With the consent (evidenced as provided in Article 7) of the Holders of not
less than a majority in aggregate principal amount of the Securities at the
time Outstanding of all series affected by such supplemental indenture
(voting as one class), the Issuer, when authorized by a resolution of its
Board of Directors (which resolution may provide general terms or parameters
for such action and may provide that the specific terms of such action may be
determined in accordance with or pursuant to an Issuer Order), and the
Trustee may, from time to time and at any time, enter into an indenture or
indentures supplemental hereto for the purpose of adding any provisions to or
changing in any manner or eliminating any of the provisions of this Indenture
or of any supplemental indenture or of modifying in any manner the rights of
the Holders of the Securities of each such series or of the Coupons
appertaining to such Securities; provided, that no such supplemental
indenture shall (a) extend the final maturity of any Security, or reduce the
principal amount thereof, or reduce the rate or extend the time of payment of
interest thereon, or reduce any amount payable on redemption thereof, or make
the principal thereof (including any amount in respect of original issue
discount), or interest thereon payable in any coin or currency other than
that provided in the Securities and Coupons or in accordance with the terms
thereof, or reduce the amount of the principal of an Original Issue Discount
Security that would be due and payable upon an acceleration of the maturity
thereof pursuant to Section 5.01 or the amount thereof provable in bankruptcy
pursuant to Section 5.02, or alter the provisions of Sections 11.11 or 11.12
or impair or affect the right of any Securityholder to institute suit for the
payment thereof or, if the Securities provide therefor, any right of
repayment at the option of the Securityholder, in each case without the
consent of the Holder of each Security so affected, or (b) reduce the
aforesaid percentage of Securities of any series, the consent of the Holders
of which is required for any such supplemental indenture, without the consent
of the Holders of each Security so affected; provided further, that, if the
Securities of such series are held by an MSDW Capital Trust or a trustee of
such trust, so long as any of the Capital Securities of such trust remain
outstanding, no such modification may be made that adversely affects the
holders of such Capital Securities in any material respect, and no
termination of this Indenture may occur, without the prior consent of the
holders of at least a majority of the aggregate liquidation amount of the
outstanding Capital Securities of such trust unless and until the principal
of such Securities and all accrued and unpaid interest thereon have been paid
in full, and none of the modifications described in clauses (a) and (b) above
may be made without the prior written consent of all the holders of Capital
Securities of such MSDW Trust.  In addition, the Issuer may not amend this
Indenture to remove the rights of holders of Capital Securities of an MSDW
Capital Trust to institute a Direct Action without the prior written consent
of all the holders of Capital Securities of such trust or to remove the
obligation to obtain the consent of such holders of Capital Securities in
accordance with this Section, without the consent of a majority of the
Capital Securities of such Trust.

○ ○ ○ ○

### INSTRUCTIONS
a) Answer these from the indenture excerpt:
(i) What body's resolution must authorize the Issuer to enter into a supplemental indenture?
(ii) Which article says how the Holders' consent is evidenced?
(iii) Whose consent is needed before any change described in clauses (a) and (b) is made while the Securities are held by an MSDW Capital Trust?
b) Name every numbered section that the indenture excerpt cites. Leave out the article it mentions.
c) Carry on with the indenture excerpt on supplemental indentures, starting right after its final sentence.

○ ○ ○ ○

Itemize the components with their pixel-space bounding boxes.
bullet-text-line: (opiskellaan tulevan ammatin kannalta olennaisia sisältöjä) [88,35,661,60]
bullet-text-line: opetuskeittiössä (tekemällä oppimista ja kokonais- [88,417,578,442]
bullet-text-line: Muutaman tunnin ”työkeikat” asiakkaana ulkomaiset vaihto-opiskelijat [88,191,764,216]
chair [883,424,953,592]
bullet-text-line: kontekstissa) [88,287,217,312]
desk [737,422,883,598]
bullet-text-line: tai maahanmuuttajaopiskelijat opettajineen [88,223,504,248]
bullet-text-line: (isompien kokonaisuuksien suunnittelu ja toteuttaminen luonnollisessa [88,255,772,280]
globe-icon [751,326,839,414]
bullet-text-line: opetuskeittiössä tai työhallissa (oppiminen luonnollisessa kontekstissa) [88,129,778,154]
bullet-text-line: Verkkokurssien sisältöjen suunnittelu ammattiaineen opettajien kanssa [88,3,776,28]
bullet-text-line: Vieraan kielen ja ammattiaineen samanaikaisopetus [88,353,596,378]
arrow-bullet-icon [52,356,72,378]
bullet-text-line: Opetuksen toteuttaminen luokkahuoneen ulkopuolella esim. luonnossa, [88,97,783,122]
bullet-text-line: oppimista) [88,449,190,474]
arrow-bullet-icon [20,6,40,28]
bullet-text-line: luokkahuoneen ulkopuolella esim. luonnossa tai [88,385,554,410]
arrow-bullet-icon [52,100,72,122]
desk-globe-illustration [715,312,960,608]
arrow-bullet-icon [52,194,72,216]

○ ○ ○ ○

### TASK ANSWERS
a)
(i) Its Board of Directors.
(ii) Article 7.
(iii) The prior written consent of all the holders of Capital Securities of that MSDW Trust.

b) Section 5.01, Section 5.02, Section 11.11, Section 11.12

c)
     A supplemental indenture which changes or eliminates any covenant or
other provision of this Indenture which has expressly been included solely
for the benefit of one or more particular series of Securities, or which
modifies the rights of Holders of Securities of such series, or of Coupons
appertaining to such Securities, with respect to such covenant or provision,
shall be deemed not to affect the rights under this Indenture of the Holders
of Securities of any other series or of the Coupons appertaining to such
Securities.

     Upon the request of the Issuer, accompanied by a copy of a resolution of
the Board of Directors (which resolution may provide general terms or
parameters for such action and may provide that the specific terms of such
action may be determined in accordance with or pursuant to an Issuer Order)
certified by the secretary or an assistant secretary of the Issuer
authorizing the execution of any such supplemental indenture, and upon the
filing with the Trustee of evidence of the consent of the Holders of the
Securities as aforesaid and other documents, if any, required by Section
7.01, the Trustee shall join with the Issuer in the execution of such
supplemental indenture unless such supplemental indenture affects the
Trustee's own rights, duties or immunities under this Indenture or otherwise,
in which case the Trustee may in its discretion, but shall not be obligated
to, enter into such supplemental indenture.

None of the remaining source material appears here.